Dataset items:
-- begin --
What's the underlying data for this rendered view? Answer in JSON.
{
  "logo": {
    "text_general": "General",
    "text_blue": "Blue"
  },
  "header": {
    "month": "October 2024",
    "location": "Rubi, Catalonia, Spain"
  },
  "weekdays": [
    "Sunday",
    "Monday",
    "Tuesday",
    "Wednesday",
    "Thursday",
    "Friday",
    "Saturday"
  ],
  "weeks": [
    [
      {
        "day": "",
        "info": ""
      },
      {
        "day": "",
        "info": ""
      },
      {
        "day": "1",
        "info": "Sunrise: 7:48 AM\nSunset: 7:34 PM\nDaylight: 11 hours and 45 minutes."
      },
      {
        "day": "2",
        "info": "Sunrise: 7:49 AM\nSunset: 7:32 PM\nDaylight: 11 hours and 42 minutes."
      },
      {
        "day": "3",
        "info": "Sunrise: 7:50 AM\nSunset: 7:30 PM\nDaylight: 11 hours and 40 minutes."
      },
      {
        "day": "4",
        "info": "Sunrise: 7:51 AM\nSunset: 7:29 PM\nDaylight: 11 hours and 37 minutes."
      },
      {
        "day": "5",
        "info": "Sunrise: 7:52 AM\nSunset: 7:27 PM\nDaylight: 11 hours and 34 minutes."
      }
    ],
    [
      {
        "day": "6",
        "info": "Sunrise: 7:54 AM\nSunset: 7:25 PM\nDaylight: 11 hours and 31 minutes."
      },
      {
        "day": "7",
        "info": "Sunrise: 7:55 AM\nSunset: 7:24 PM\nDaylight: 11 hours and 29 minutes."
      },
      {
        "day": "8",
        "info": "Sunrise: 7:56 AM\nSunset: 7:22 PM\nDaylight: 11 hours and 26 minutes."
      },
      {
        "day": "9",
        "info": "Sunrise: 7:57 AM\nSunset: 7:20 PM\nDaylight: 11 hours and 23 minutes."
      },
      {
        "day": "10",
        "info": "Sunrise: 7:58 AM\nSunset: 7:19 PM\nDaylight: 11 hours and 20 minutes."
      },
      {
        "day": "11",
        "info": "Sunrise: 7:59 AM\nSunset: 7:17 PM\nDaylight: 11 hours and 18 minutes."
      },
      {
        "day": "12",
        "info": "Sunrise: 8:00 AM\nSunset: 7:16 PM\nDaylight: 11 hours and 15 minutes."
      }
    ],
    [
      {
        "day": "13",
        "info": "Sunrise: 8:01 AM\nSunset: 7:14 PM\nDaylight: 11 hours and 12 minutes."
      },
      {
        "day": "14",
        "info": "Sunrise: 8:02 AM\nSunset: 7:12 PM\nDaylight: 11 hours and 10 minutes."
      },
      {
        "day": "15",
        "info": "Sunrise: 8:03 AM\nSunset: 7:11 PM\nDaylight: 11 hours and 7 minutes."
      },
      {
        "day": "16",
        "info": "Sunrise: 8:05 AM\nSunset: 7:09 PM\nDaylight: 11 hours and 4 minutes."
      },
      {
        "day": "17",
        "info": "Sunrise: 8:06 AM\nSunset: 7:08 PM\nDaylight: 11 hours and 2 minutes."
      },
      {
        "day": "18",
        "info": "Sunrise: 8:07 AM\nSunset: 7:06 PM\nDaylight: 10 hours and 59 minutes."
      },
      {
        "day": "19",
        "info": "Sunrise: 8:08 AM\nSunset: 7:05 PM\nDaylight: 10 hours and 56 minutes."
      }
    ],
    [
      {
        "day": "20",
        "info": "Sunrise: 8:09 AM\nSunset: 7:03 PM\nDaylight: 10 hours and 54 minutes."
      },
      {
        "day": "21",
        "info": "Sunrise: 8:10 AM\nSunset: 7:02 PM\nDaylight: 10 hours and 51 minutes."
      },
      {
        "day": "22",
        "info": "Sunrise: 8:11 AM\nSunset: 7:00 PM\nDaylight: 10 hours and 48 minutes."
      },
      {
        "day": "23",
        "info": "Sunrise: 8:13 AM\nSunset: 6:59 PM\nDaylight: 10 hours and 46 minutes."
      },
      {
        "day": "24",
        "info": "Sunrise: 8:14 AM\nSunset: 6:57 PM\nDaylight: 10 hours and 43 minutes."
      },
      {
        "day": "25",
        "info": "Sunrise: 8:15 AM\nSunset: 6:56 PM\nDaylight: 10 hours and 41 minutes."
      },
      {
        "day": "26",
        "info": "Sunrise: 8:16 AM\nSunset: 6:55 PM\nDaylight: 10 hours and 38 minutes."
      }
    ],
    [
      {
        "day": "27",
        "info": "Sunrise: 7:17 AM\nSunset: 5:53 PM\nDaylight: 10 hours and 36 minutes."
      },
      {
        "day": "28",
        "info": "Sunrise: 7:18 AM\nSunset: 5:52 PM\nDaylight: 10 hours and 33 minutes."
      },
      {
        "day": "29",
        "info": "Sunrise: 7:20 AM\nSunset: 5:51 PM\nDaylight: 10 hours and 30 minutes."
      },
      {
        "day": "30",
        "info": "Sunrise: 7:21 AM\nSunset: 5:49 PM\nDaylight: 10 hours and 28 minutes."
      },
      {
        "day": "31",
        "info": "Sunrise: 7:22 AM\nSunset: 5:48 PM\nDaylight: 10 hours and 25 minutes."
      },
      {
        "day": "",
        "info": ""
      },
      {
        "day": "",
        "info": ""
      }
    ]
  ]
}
-- end --
= AIM =
Write down all the entries again without a single difference.

= TASK RESULT =
What's the underlying data for this rendered view? Answer in JSON.
{
  "logo": {
    "text_general": "General",
    "text_blue": "Blue"
  },
  "header": {
    "month": "October 2024",
    "location": "Rubi, Catalonia, Spain"
  },
  "weekdays": [
    "Sunday",
    "Monday",
    "Tuesday",
    "Wednesday",
    "Thursday",
    "Friday",
    "Saturday"
  ],
  "weeks": [
    [
      {
        "day": "",
        "info": ""
      },
      {
        "day": "",
        "info": ""
      },
      {
        "day": "1",
        "info": "Sunrise: 7:48 AM\nSunset: 7:34 PM\nDaylight: 11 hours and 45 minutes."
      },
      {
        "day": "2",
        "info": "Sunrise: 7:49 AM\nSunset: 7:32 PM\nDaylight: 11 hours and 42 minutes."
      },
      {
        "day": "3",
        "info": "Sunrise: 7:50 AM\nSunset: 7:30 PM\nDaylight: 11 hours and 40 minutes."
      },
      {
        "day": "4",
        "info": "Sunrise: 7:51 AM\nSunset: 7:29 PM\nDaylight: 11 hours and 37 minutes."
      },
      {
        "day": "5",
        "info": "Sunrise: 7:52 AM\nSunset: 7:27 PM\nDaylight: 11 hours and 34 minutes."
      }
    ],
    [
      {
        "day": "6",
        "info": "Sunrise: 7:54 AM\nSunset: 7:25 PM\nDaylight: 11 hours and 31 minutes."
      },
      {
        "day": "7",
        "info": "Sunrise: 7:55 AM\nSunset: 7:24 PM\nDaylight: 11 hours and 29 minutes."
      },
      {
        "day": "8",
        "info": "Sunrise: 7:56 AM\nSunset: 7:22 PM\nDaylight: 11 hours and 26 minutes."
      },
      {
        "day": "9",
        "info": "Sunrise: 7:57 AM\nSunset: 7:20 PM\nDaylight: 11 hours and 23 minutes."
      },
      {
        "day": "10",
        "info": "Sunrise: 7:58 AM\nSunset: 7:19 PM\nDaylight: 11 hours and 20 minutes."
      },
      {
        "day": "11",
        "info": "Sunrise: 7:59 AM\nSunset: 7:17 PM\nDaylight: 11 hours and 18 minutes."
      },
      {
        "day": "12",
        "info": "Sunrise: 8:00 AM\nSunset: 7:16 PM\nDaylight: 11 hours and 15 minutes."
      }
    ],
    [
      {
        "day": "13",
        "info": "Sunrise: 8:01 AM\nSunset: 7:14 PM\nDaylight: 11 hours and 12 minutes."
      },
      {
        "day": "14",
        "info": "Sunrise: 8:02 AM\nSunset: 7:12 PM\nDaylight: 11 hours and 10 minutes."
      },
      {
        "day": "15",
        "info": "Sunrise: 8:03 AM\nSunset: 7:11 PM\nDaylight: 11 hours and 7 minutes."
      },
      {
        "day": "16",
        "info": "Sunrise: 8:05 AM\nSunset: 7:09 PM\nDaylight: 11 hours and 4 minutes."
      },
      {
        "day": "17",
        "info": "Sunrise: 8:06 AM\nSunset: 7:08 PM\nDaylight: 11 hours and 2 minutes."
      },
      {
        "day": "18",
        "info": "Sunrise: 8:07 AM\nSunset: 7:06 PM\nDaylight: 10 hours and 59 minutes."
      },
      {
        "day": "19",
        "info": "Sunrise: 8:08 AM\nSunset: 7:05 PM\nDaylight: 10 hours and 56 minutes."
      }
    ],
    [
      {
        "day": "20",
        "info": "Sunrise: 8:09 AM\nSunset: 7:03 PM\nDaylight: 10 hours and 54 minutes."
      },
      {
        "day": "21",
        "info": "Sunrise: 8:10 AM\nSunset: 7:02 PM\nDaylight: 10 hours and 51 minutes."
      },
      {
        "day": "22",
        "info": "Sunrise: 8:11 AM\nSunset: 7:00 PM\nDaylight: 10 hours and 48 minutes."
      },
      {
        "day": "23",
        "info": "Sunrise: 8:13 AM\nSunset: 6:59 PM\nDaylight: 10 hours and 46 minutes."
      },
      {
        "day": "24",
        "info": "Sunrise: 8:14 AM\nSunset: 6:57 PM\nDaylight: 10 hours and 43 minutes."
      },
      {
        "day": "25",
        "info": "Sunrise: 8:15 AM\nSunset: 6:56 PM\nDaylight: 10 hours and 41 minutes."
      },
      {
        "day": "26",
        "info": "Sunrise: 8:16 AM\nSunset: 6:55 PM\nDaylight: 10 hours and 38 minutes."
      }
    ],
    [
      {
        "day": "27",
        "info": "Sunrise: 7:17 AM\nSunset: 5:53 PM\nDaylight: 10 hours and 36 minutes."
      },
      {
        "day": "28",
        "info": "Sunrise: 7:18 AM\nSunset: 5:52 PM\nDaylight: 10 hours and 33 minutes."
      },
      {
        "day": "29",
        "info": "Sunrise: 7:20 AM\nSunset: 5:51 PM\nDaylight: 10 hours and 30 minutes."
      },
      {
        "day": "30",
        "info": "Sunrise: 7:21 AM\nSunset: 5:49 PM\nDaylight: 10 hours and 28 minutes."
      },
      {
        "day": "31",
        "info": "Sunrise: 7:22 AM\nSunset: 5:48 PM\nDaylight: 10 hours and 25 minutes."
      },
      {
        "day": "",
        "info": ""
      },
      {
        "day": "",
        "info": ""
      }
    ]
  ]
}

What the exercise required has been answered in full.